**TASK BRIEF**: Lay out everything from the start of the records down to the line containing "page-title: Train (225, 16, 274, 42)", inclusive, as a Markdown table with the columns Row and Line, skipping any blank lines.

↓↓↓

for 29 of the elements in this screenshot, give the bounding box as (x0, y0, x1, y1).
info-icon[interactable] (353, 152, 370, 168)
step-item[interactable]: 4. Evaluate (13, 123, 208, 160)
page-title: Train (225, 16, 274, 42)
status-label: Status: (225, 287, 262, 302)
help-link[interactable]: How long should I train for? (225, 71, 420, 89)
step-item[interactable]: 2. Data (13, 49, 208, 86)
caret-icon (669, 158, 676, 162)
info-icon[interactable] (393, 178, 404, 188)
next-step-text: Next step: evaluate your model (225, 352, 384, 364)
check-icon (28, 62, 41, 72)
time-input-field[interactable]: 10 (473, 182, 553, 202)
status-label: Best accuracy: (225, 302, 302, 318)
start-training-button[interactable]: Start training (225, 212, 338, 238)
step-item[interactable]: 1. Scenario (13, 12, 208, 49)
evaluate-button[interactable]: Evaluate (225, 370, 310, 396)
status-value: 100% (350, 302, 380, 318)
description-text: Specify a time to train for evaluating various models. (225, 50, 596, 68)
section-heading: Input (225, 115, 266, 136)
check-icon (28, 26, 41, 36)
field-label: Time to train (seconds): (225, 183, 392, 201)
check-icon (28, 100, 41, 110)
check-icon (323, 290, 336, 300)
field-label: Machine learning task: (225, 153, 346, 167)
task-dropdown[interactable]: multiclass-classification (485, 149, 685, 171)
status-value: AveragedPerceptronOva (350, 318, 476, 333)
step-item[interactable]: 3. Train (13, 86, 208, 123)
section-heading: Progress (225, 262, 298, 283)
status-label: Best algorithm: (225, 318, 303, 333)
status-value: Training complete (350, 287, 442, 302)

↑↑↑

**EXERCISE RESULT**:
| Row | Line |
|---|---|
| 1 | for 29 of the elements in this screenshot, give the bounding box as (x0, y0, x1, y1). |
| 2 | info-icon[interactable] (353, 152, 370, 168) |
| 3 | step-item[interactable]: 4. Evaluate (13, 123, 208, 160) |
| 4 | page-title: Train (225, 16, 274, 42) |